## Start Given data

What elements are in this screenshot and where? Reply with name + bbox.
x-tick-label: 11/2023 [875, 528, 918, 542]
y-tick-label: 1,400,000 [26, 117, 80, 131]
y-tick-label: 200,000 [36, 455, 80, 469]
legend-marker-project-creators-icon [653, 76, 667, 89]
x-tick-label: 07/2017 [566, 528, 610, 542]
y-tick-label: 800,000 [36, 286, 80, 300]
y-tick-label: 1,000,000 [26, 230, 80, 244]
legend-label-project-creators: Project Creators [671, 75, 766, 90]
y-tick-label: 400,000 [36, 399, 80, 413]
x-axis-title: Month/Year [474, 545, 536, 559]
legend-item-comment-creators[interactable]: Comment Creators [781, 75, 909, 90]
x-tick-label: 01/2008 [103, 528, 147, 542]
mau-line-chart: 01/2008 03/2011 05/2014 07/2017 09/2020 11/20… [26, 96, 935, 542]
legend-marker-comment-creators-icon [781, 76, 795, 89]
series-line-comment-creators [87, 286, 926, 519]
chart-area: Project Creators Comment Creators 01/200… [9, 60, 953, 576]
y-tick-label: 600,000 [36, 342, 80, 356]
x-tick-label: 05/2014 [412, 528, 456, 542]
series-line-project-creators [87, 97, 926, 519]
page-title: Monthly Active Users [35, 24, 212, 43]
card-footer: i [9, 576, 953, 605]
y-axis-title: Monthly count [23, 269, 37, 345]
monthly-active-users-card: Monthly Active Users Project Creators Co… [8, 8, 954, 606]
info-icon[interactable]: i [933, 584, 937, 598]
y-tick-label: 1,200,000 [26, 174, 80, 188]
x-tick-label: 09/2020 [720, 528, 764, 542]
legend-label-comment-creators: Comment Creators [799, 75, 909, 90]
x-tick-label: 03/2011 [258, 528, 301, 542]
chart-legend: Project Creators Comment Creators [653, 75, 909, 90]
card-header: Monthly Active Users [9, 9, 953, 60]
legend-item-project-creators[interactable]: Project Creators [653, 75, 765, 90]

## End Given data

:: Task to complete ::
Reproduce every line of the entries above, changing "Month/Year" to "Month and Year" and leaving everything else untouched.

:: Solution below ::
What elements are in this screenshot and where? Reply with name + bbox.
x-tick-label: 11/2023 [875, 528, 918, 542]
y-tick-label: 1,400,000 [26, 117, 80, 131]
y-tick-label: 200,000 [36, 455, 80, 469]
legend-marker-project-creators-icon [653, 76, 667, 89]
x-tick-label: 07/2017 [566, 528, 610, 542]
y-tick-label: 800,000 [36, 286, 80, 300]
y-tick-label: 1,000,000 [26, 230, 80, 244]
legend-label-project-creators: Project Creators [671, 75, 766, 90]
y-tick-label: 400,000 [36, 399, 80, 413]
x-axis-title: Month and Year [474, 545, 536, 559]
legend-item-comment-creators[interactable]: Comment Creators [781, 75, 909, 90]
x-tick-label: 01/2008 [103, 528, 147, 542]
mau-line-chart: 01/2008 03/2011 05/2014 07/2017 09/2020 11/20… [26, 96, 935, 542]
legend-marker-comment-creators-icon [781, 76, 795, 89]
series-line-comment-creators [87, 286, 926, 519]
chart-area: Project Creators Comment Creators 01/200… [9, 60, 953, 576]
y-tick-label: 600,000 [36, 342, 80, 356]
x-tick-label: 05/2014 [412, 528, 456, 542]
series-line-project-creators [87, 97, 926, 519]
page-title: Monthly Active Users [35, 24, 212, 43]
card-footer: i [9, 576, 953, 605]
y-axis-title: Monthly count [23, 269, 37, 345]
monthly-active-users-card: Monthly Active Users Project Creators Co… [8, 8, 954, 606]
info-icon[interactable]: i [933, 584, 937, 598]
y-tick-label: 1,200,000 [26, 174, 80, 188]
x-tick-label: 09/2020 [720, 528, 764, 542]
legend-label-comment-creators: Comment Creators [799, 75, 909, 90]
x-tick-label: 03/2011 [258, 528, 301, 542]
chart-legend: Project Creators Comment Creators [653, 75, 909, 90]
card-header: Monthly Active Users [9, 9, 953, 60]
legend-item-project-creators[interactable]: Project Creators [653, 75, 765, 90]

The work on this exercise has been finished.